> [Stated task]:
Extract the entries in their exact form.

☆ ☆ ☆

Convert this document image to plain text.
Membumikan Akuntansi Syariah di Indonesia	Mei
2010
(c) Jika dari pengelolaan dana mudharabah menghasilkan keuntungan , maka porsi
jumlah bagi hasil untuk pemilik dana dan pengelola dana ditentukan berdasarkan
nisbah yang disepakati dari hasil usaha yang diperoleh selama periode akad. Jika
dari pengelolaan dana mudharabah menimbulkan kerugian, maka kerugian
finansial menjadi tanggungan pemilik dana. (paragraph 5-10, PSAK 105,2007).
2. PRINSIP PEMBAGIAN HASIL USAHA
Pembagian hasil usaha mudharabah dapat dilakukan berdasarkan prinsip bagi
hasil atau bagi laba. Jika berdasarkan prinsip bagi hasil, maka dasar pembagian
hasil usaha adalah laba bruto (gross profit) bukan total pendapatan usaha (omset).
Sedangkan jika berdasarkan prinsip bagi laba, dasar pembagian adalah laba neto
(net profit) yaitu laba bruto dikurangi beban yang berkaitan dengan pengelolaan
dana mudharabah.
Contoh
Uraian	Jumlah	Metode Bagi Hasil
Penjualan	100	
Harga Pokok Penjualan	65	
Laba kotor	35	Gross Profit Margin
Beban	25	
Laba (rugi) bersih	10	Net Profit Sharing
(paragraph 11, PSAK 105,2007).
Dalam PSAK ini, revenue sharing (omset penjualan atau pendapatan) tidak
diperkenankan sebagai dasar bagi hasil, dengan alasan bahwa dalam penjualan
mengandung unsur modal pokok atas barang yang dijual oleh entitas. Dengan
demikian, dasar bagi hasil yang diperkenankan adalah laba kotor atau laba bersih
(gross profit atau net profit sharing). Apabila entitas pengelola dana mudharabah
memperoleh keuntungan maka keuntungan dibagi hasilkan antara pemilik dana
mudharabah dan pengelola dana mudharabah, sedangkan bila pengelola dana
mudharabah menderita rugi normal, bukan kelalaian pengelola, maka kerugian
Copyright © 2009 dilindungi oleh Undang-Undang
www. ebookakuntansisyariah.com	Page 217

☆ ☆ ☆

> [Response to the task]:
Convert this document image to plain text.
Membumikan Akuntansi Syariah di Indonesia	Mei
2010
(c) Jika dari pengelolaan dana mudharabah menghasilkan keuntungan , maka porsi
jumlah bagi hasil untuk pemilik dana dan pengelola dana ditentukan berdasarkan
nisbah yang disepakati dari hasil usaha yang diperoleh selama periode akad. Jika
dari pengelolaan dana mudharabah menimbulkan kerugian, maka kerugian
finansial menjadi tanggungan pemilik dana. (paragraph 5-10, PSAK 105,2007).
2. PRINSIP PEMBAGIAN HASIL USAHA
Pembagian hasil usaha mudharabah dapat dilakukan berdasarkan prinsip bagi
hasil atau bagi laba. Jika berdasarkan prinsip bagi hasil, maka dasar pembagian
hasil usaha adalah laba bruto (gross profit) bukan total pendapatan usaha (omset).
Sedangkan jika berdasarkan prinsip bagi laba, dasar pembagian adalah laba neto
(net profit) yaitu laba bruto dikurangi beban yang berkaitan dengan pengelolaan
dana mudharabah.
Contoh
Uraian	Jumlah	Metode Bagi Hasil
Penjualan	100	
Harga Pokok Penjualan	65	
Laba kotor	35	Gross Profit Margin
Beban	25	
Laba (rugi) bersih	10	Net Profit Sharing
(paragraph 11, PSAK 105,2007).
Dalam PSAK ini, revenue sharing (omset penjualan atau pendapatan) tidak
diperkenankan sebagai dasar bagi hasil, dengan alasan bahwa dalam penjualan
mengandung unsur modal pokok atas barang yang dijual oleh entitas. Dengan
demikian, dasar bagi hasil yang diperkenankan adalah laba kotor atau laba bersih
(gross profit atau net profit sharing). Apabila entitas pengelola dana mudharabah
memperoleh keuntungan maka keuntungan dibagi hasilkan antara pemilik dana
mudharabah dan pengelola dana mudharabah, sedangkan bila pengelola dana
mudharabah menderita rugi normal, bukan kelalaian pengelola, maka kerugian
Copyright © 2009 dilindungi oleh Undang-Undang
www. ebookakuntansisyariah.com	Page 217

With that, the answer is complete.